To do:
Your task is to repeat the entries word for word while leaving out the pictures.

Dataset records:
###

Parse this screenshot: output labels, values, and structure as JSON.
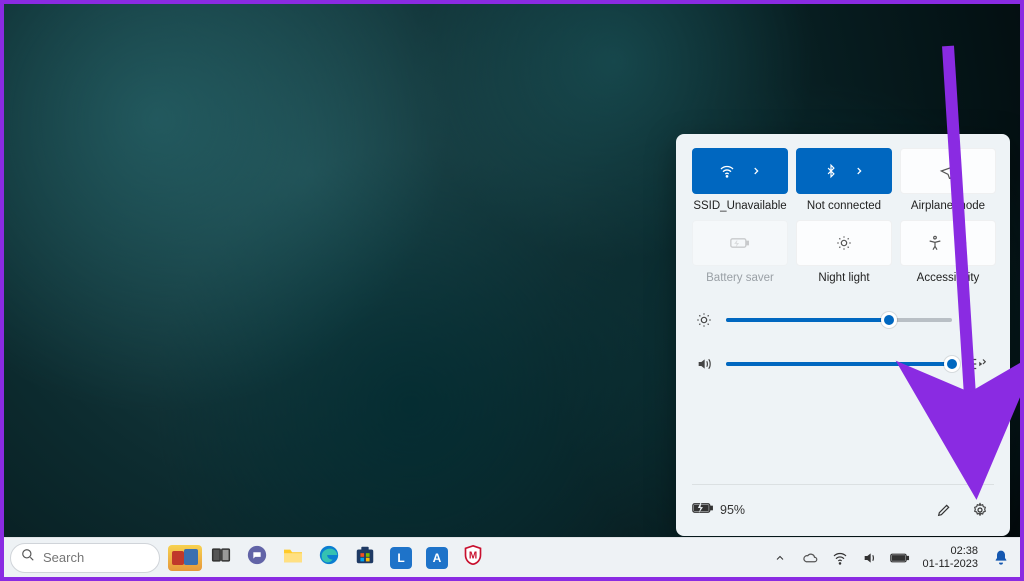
{
  "colors": {
    "accent": "#0067c0",
    "panel": "#eef3f6",
    "arrow": "#8a2be2"
  },
  "quick_settings": {
    "tiles": [
      {
        "key": "wifi",
        "label": "SSID_Unavailable",
        "active": true,
        "expandable": true,
        "icon": "wifi-icon"
      },
      {
        "key": "bluetooth",
        "label": "Not connected",
        "active": true,
        "expandable": true,
        "icon": "bluetooth-icon"
      },
      {
        "key": "airplane",
        "label": "Airplane mode",
        "active": false,
        "expandable": false,
        "icon": "airplane-icon"
      },
      {
        "key": "battery_saver",
        "label": "Battery saver",
        "active": false,
        "disabled": true,
        "icon": "battery-saver-icon"
      },
      {
        "key": "night_light",
        "label": "Night light",
        "active": false,
        "icon": "night-light-icon"
      },
      {
        "key": "accessibility",
        "label": "Accessibility",
        "active": false,
        "expandable": true,
        "icon": "accessibility-icon"
      }
    ],
    "brightness_percent": 72,
    "volume_percent": 100,
    "battery_text": "95%"
  },
  "taskbar": {
    "search_placeholder": "Search",
    "apps": [
      {
        "name": "widgets",
        "icon": "castle-icon"
      },
      {
        "name": "task-view",
        "icon": "task-view-icon"
      },
      {
        "name": "chat",
        "icon": "chat-icon"
      },
      {
        "name": "file-explorer",
        "icon": "file-explorer-icon"
      },
      {
        "name": "edge",
        "icon": "edge-icon"
      },
      {
        "name": "microsoft-store",
        "icon": "store-icon"
      },
      {
        "name": "app-l",
        "icon": "l-icon",
        "letter": "L"
      },
      {
        "name": "app-a",
        "icon": "a-icon",
        "letter": "A"
      },
      {
        "name": "mcafee",
        "icon": "mcafee-icon",
        "letter": "M"
      }
    ],
    "tray": {
      "time": "02:38",
      "date": "01-11-2023"
    }
  }
}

###

Result for this task:
Parse this screenshot: output labels, values, and structure as JSON.
{
  "colors": {
    "accent": "#0067c0",
    "panel": "#eef3f6",
    "arrow": "#8a2be2"
  },
  "quick_settings": {
    "tiles": [
      {
        "key": "wifi",
        "label": "SSID_Unavailable",
        "active": true,
        "expandable": true,
        "icon": "wifi-icon"
      },
      {
        "key": "bluetooth",
        "label": "Not connected",
        "active": true,
        "expandable": true,
        "icon": "bluetooth-icon"
      },
      {
        "key": "airplane",
        "label": "Airplane mode",
        "active": false,
        "expandable": false,
        "icon": "airplane-icon"
      },
      {
        "key": "battery_saver",
        "label": "Battery saver",
        "active": false,
        "disabled": true,
        "icon": "battery-saver-icon"
      },
      {
        "key": "night_light",
        "label": "Night light",
        "active": false,
        "icon": "night-light-icon"
      },
      {
        "key": "accessibility",
        "label": "Accessibility",
        "active": false,
        "expandable": true,
        "icon": "accessibility-icon"
      }
    ],
    "brightness_percent": 72,
    "volume_percent": 100,
    "battery_text": "95%"
  },
  "taskbar": {
    "search_placeholder": "Search",
    "apps": [
      {
        "name": "widgets",
        "icon": "castle-icon"
      },
      {
        "name": "task-view",
        "icon": "task-view-icon"
      },
      {
        "name": "chat",
        "icon": "chat-icon"
      },
      {
        "name": "file-explorer",
        "icon": "file-explorer-icon"
      },
      {
        "name": "edge",
        "icon": "edge-icon"
      },
      {
        "name": "microsoft-store",
        "icon": "store-icon"
      },
      {
        "name": "app-l",
        "icon": "l-icon",
        "letter": "L"
      },
      {
        "name": "app-a",
        "icon": "a-icon",
        "letter": "A"
      },
      {
        "name": "mcafee",
        "icon": "mcafee-icon",
        "letter": "M"
      }
    ],
    "tray": {
      "time": "02:38",
      "date": "01-11-2023"
    }
  }
}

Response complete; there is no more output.